### STATED GOAL:
Collect all lines from the listing that include the string "nextInt".

# INPUT MATERIAL start

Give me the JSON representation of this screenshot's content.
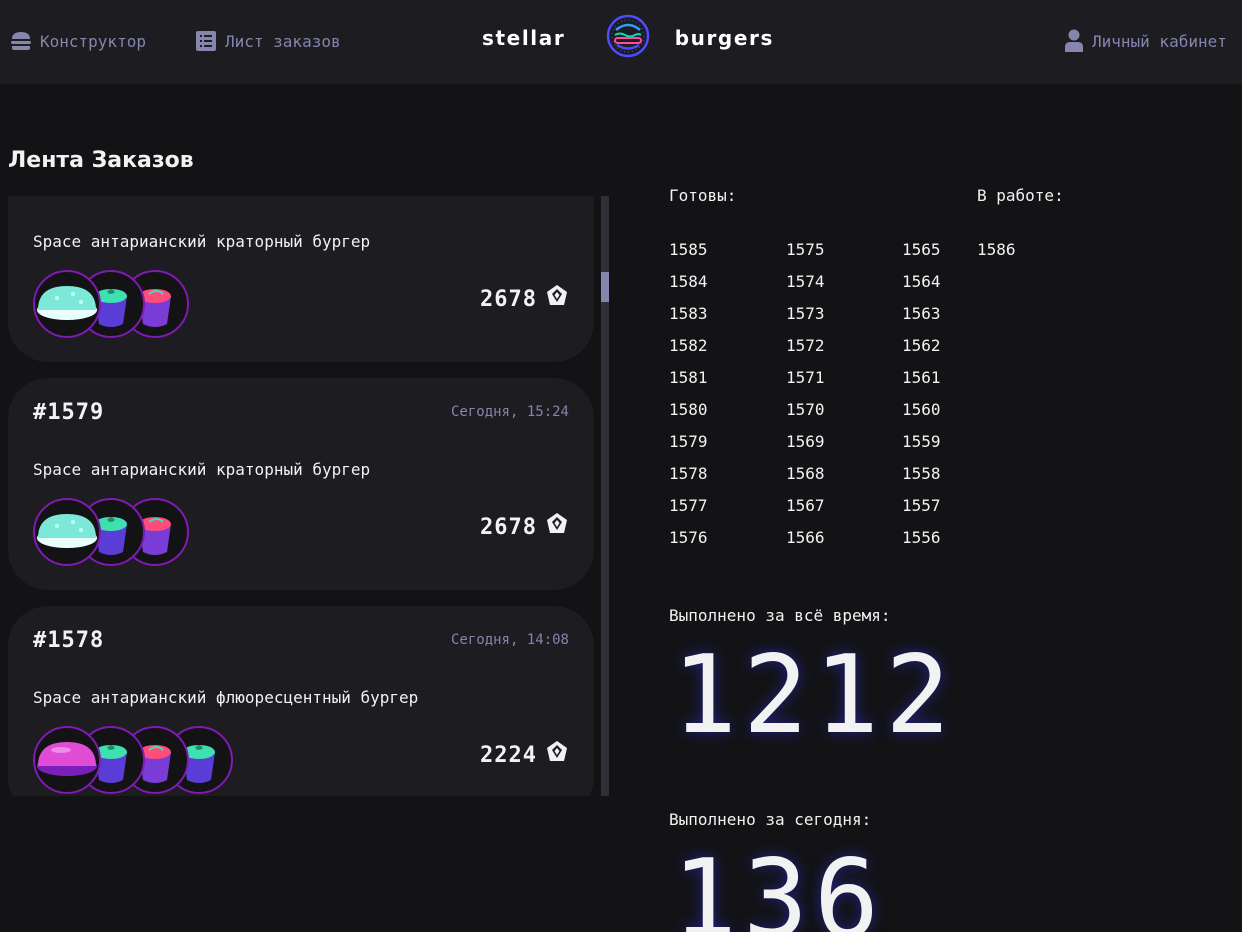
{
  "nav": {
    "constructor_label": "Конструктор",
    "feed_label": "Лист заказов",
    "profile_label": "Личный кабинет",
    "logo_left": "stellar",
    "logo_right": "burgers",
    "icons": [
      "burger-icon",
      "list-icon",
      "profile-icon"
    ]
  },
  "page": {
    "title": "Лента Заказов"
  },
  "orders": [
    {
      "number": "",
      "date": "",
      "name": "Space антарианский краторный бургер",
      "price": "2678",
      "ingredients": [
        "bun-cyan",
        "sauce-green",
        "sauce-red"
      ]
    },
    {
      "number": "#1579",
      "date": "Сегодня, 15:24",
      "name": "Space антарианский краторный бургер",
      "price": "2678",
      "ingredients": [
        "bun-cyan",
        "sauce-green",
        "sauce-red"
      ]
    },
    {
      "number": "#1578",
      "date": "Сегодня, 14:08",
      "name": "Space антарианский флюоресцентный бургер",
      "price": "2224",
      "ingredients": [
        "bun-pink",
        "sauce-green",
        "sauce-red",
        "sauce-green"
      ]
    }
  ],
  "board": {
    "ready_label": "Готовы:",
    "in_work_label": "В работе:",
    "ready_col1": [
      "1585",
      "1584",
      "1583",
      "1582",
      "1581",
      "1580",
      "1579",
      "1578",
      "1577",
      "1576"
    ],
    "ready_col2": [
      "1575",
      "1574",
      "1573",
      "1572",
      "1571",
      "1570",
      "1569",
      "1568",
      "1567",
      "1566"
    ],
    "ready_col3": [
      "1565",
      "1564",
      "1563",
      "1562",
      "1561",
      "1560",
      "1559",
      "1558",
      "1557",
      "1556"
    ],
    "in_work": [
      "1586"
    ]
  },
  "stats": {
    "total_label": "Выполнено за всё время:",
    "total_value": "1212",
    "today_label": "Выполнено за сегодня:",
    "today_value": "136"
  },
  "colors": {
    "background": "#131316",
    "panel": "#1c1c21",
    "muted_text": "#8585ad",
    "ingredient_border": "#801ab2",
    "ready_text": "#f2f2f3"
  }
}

# INPUT MATERIAL end
# INPUT MATERIAL start

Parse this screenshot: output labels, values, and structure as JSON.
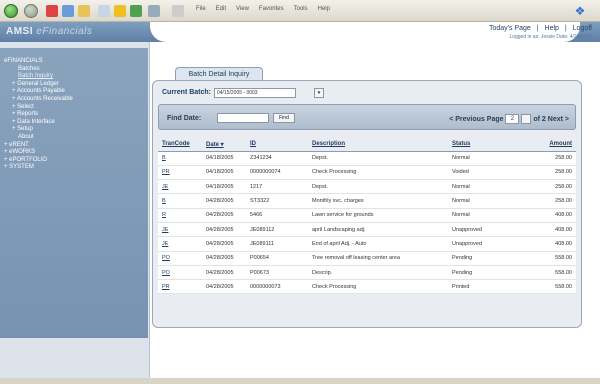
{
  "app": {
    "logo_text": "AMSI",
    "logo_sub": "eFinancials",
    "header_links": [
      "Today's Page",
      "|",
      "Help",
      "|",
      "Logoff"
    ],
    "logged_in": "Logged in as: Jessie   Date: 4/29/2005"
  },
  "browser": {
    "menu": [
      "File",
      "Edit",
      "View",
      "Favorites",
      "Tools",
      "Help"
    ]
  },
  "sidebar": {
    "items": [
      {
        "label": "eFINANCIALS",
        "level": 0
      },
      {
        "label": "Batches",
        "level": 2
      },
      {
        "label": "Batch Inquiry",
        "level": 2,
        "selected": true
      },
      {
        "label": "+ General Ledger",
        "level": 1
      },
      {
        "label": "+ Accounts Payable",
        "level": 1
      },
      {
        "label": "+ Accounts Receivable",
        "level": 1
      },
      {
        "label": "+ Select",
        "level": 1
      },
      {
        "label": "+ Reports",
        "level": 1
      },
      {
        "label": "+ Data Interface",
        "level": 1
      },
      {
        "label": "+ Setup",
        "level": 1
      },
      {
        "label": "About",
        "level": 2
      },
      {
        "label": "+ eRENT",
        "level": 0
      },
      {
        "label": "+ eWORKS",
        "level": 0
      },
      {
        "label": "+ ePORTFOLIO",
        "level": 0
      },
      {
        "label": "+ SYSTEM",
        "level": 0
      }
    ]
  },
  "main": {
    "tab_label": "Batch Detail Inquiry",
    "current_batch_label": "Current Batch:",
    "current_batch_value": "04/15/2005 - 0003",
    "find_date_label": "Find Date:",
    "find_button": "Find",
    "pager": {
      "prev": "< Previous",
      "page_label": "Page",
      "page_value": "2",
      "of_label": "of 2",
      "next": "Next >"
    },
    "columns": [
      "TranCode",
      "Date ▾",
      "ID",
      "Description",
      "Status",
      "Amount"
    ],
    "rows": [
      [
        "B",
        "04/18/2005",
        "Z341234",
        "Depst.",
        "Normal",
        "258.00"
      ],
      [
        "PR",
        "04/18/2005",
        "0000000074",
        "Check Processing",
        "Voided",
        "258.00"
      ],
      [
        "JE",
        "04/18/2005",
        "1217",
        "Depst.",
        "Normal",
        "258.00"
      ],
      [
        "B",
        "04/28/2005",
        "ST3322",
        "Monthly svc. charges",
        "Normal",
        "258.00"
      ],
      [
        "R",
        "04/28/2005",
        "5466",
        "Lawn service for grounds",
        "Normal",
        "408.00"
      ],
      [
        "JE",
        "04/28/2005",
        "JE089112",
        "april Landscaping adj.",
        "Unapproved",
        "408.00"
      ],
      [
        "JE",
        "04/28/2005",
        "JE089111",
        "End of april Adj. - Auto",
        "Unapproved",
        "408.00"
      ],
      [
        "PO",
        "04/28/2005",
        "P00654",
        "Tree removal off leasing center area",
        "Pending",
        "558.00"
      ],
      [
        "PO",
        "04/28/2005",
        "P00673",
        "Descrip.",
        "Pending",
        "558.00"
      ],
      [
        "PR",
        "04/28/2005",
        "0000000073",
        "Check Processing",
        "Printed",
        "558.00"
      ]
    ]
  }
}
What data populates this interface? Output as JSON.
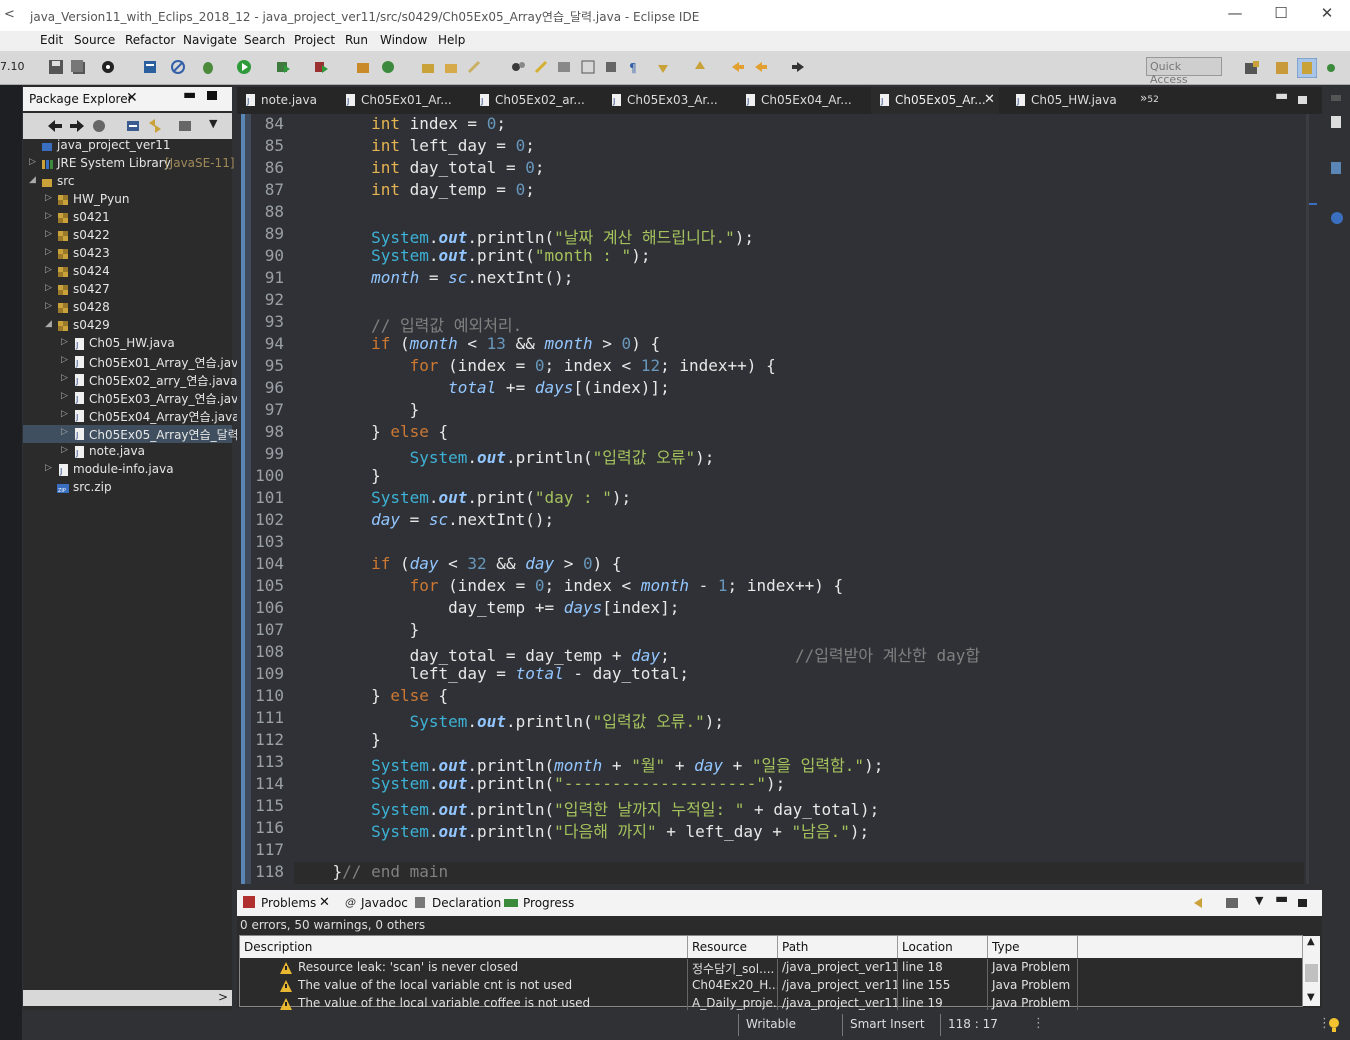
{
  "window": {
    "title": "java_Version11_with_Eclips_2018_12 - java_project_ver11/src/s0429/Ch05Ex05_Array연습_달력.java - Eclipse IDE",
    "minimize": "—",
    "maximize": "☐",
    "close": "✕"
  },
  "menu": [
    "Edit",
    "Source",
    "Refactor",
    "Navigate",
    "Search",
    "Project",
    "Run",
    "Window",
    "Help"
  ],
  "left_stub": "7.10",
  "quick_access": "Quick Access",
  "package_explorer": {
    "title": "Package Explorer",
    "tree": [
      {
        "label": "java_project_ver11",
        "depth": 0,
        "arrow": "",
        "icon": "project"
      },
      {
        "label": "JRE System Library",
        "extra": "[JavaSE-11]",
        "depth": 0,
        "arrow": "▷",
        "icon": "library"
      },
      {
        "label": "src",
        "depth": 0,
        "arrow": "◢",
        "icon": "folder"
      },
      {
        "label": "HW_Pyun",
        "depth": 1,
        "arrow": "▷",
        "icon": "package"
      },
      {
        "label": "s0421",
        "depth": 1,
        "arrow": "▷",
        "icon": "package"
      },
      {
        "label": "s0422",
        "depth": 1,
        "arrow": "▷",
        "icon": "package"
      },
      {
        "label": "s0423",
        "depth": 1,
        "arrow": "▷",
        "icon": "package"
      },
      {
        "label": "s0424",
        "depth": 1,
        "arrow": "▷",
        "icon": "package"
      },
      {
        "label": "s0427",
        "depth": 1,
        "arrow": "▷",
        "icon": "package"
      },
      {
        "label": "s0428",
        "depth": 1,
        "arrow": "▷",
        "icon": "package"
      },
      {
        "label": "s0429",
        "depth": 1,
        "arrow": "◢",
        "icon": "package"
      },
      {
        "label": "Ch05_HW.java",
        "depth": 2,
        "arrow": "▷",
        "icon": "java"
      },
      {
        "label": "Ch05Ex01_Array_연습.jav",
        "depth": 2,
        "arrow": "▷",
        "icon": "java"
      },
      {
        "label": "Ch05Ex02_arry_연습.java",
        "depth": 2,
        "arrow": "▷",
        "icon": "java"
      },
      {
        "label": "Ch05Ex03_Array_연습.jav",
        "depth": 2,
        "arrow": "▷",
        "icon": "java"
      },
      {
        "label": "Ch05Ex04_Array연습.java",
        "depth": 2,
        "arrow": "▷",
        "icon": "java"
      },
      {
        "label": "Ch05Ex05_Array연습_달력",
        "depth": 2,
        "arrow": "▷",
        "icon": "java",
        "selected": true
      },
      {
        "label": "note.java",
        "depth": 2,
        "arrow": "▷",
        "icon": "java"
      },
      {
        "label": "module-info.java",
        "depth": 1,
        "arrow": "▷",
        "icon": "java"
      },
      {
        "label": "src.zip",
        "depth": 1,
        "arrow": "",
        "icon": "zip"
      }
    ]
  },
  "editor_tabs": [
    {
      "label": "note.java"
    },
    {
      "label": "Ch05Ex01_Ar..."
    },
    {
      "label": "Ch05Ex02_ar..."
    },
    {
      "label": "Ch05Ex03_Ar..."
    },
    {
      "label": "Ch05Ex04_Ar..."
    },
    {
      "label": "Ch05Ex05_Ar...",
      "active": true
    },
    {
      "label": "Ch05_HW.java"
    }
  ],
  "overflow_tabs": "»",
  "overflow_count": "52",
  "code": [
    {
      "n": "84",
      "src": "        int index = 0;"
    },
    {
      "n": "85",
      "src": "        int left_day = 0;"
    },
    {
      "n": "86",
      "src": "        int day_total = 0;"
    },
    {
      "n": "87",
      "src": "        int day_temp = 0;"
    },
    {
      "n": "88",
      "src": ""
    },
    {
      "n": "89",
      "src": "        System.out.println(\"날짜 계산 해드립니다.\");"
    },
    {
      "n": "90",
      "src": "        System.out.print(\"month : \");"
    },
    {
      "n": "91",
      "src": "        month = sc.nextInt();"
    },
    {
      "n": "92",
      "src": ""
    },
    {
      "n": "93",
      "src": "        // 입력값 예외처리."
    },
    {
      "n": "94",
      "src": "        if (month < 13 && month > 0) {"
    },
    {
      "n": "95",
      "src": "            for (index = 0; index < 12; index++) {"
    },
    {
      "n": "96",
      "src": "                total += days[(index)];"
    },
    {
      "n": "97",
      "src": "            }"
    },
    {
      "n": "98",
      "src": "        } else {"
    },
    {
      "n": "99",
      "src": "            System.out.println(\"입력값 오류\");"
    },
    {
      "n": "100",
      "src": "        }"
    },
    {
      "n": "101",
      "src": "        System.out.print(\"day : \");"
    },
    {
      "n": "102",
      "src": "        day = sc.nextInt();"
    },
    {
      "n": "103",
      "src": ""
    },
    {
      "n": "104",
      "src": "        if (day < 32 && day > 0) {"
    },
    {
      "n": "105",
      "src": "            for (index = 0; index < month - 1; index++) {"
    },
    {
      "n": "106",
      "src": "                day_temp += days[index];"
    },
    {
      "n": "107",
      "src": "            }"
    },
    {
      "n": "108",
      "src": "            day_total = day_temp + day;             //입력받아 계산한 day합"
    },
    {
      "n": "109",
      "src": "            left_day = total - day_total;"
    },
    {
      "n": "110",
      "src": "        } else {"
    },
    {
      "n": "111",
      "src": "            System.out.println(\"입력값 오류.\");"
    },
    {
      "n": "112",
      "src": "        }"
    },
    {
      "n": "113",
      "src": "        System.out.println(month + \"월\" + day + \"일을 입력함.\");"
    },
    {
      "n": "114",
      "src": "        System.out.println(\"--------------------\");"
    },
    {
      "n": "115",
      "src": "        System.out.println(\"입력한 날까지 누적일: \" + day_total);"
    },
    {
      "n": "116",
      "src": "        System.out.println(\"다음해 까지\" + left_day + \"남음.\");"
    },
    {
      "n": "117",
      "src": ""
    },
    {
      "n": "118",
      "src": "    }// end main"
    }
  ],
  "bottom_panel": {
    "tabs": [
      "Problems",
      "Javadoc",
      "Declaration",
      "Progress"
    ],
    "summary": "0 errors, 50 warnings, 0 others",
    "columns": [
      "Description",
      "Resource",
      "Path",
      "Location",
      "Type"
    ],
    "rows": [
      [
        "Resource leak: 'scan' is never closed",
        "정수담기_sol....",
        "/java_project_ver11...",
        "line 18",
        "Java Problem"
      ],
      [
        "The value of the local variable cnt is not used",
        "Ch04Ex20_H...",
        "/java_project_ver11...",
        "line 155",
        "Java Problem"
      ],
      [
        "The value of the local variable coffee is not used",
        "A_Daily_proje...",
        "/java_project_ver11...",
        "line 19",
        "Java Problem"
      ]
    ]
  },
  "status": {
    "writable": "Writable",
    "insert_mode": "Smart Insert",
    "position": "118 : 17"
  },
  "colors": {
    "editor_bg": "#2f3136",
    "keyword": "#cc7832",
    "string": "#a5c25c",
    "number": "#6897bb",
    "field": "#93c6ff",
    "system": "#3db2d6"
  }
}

# INPUT MATERIAL end

### TASK RESULT:
      "src": "        month = sc.nextInt();"
      "src": "        day = sc.nextInt();"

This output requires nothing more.